- [抜粋]
====
重み圧縮アルゴリズムは、モデルの重みを圧縮することを目的としており、大規模言語モデル (LLM) など、重みのサイズが活性化のサイズよりも相対的に大きい大規模モデルのモデル・フットプリントとパフォーマンスを最適化するために使用できます。INT8 圧縮と比較して、INT4 圧縮はパフォーマンスをさらに向上させますが、予測品質は若干低下します。

Optimum Intel CLI を使用した重み圧縮#

Optimum Intel は、NNCF による重量圧縮をサポートします。8 ビット圧縮の場合、--weight-format int8 を optimum-cli コマンドラインに渡します。4 ビット圧縮の場合、--weight-format int4 と、ビット数やその他の圧縮パラメーターを含むその他のオプションが提供されています。このアプローチの使用例は、llm-chatbot ノートブックにあります。

NNCF を使用した重み圧縮#

NNCF を直接使用して、OpenVINO モデルの重み圧縮を実行することもできます。nncf.compress_weights 関数は、OpenVINO モデル・インスタンスを受け入れ、線形レイヤーと埋め込みレイヤーの重みを圧縮します。このノートブックでは、int4 圧縮と int8 圧縮の両方のバリアントを検討します。

注: このチュートリアルには、FP16 および INT4/INT8 重み圧縮シナリオの変換モデルが含まれます。最初の実行ではメモリーを消費し時間がかかる可能性があります。以下で圧縮精度を手動で制御できます。注: dGPU 上の INT4/INT8 圧縮モデルではスピードアップされない可能性があります。

from IPython.display import display, Markdown 

prepare_int4_model = widgets.Checkbox( 
    value=True, 
    description="Prepare INT4 model", 
    disabled=False, 
) 
prepare_int8_model = widgets.Checkbox( 
    value=False, 
    description="Prepare INT8 model", 
    disabled=False, 
) 
prepare_fp16_model = widgets.Checkbox( 
    value=False, 
    description="Prepare FP16 model", 
    disabled=False, 
) 

display(prepare_int4_model) 
display(prepare_int8_model)
====
- [データ抜粋]

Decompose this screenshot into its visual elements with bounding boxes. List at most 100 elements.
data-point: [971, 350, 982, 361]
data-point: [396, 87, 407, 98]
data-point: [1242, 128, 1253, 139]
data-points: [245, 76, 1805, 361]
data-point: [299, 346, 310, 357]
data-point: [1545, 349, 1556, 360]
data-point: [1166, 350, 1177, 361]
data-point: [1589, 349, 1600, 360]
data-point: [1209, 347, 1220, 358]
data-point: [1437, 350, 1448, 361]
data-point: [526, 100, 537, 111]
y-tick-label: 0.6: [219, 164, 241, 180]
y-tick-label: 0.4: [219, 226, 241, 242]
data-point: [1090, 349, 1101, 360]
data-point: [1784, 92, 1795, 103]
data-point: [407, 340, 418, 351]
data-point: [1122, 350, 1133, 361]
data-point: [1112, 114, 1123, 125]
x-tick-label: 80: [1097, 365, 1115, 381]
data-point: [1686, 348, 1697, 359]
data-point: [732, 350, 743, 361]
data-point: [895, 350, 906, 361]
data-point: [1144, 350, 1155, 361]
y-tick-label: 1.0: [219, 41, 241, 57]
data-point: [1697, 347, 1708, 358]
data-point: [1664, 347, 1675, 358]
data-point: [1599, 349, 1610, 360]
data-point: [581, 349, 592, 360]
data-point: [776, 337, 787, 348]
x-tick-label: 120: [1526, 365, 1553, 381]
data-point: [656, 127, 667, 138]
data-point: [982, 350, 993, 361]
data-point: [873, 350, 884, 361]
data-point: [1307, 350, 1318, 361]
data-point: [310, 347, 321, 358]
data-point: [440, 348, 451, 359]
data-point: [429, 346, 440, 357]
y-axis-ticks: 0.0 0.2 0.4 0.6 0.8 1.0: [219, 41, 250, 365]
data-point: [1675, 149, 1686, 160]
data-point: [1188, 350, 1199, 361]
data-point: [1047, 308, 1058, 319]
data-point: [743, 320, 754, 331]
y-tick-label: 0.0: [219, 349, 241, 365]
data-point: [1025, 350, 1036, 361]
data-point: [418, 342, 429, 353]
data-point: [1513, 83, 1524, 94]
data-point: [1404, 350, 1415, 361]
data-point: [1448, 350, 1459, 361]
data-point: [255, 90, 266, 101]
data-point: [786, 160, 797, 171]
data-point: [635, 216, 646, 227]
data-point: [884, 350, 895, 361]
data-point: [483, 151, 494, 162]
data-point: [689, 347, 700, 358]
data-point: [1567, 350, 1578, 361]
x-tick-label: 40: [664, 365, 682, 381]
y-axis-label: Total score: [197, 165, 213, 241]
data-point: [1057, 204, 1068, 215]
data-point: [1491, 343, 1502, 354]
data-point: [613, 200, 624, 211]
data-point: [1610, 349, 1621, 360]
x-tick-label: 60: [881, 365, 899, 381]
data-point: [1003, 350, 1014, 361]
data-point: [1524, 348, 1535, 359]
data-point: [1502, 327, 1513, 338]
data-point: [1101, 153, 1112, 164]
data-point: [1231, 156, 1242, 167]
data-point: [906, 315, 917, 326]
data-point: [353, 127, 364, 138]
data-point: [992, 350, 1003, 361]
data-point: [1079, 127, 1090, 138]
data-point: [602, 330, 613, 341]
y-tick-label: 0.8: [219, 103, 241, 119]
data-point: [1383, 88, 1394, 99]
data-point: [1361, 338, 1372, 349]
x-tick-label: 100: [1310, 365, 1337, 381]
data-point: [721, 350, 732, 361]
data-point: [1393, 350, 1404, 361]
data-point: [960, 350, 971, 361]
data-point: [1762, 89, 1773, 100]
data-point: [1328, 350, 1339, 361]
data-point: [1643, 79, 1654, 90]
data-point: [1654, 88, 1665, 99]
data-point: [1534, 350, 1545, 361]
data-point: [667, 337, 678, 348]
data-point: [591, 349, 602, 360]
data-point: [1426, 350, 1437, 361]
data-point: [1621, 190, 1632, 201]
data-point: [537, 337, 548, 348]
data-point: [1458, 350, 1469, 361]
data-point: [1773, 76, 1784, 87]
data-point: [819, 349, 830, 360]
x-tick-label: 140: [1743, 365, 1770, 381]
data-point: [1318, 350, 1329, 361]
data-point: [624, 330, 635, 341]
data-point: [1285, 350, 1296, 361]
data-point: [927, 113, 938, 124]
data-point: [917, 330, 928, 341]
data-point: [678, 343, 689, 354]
====
- [課題]
次の (a)～(c) が抜粋の内容と合っているかを、それぞれ「はい」か「いいえ」で答え、決め手となる抜粋の言葉をそのまま引用してください。
(a) INT4 圧縮は INT8 圧縮よりパフォーマンスを上げるが、予測品質は少し下がる。
(b) nncf.compress_weights 関数が圧縮するのは、線形レイヤーの重みだけである。
(c) dGPU 上では、INT4/INT8 圧縮モデルで速くならない可能性がある。

- [解答]
(a) はい：「INT8 圧縮と比較して、INT4 圧縮はパフォーマンスをさらに向上させますが、予測品質は若干低下します。」
(b) いいえ：「線形レイヤーと埋め込みレイヤーの重みを圧縮します。」
(c) はい：「dGPU 上の INT4/INT8 圧縮モデルではスピードアップされない可能性があります。」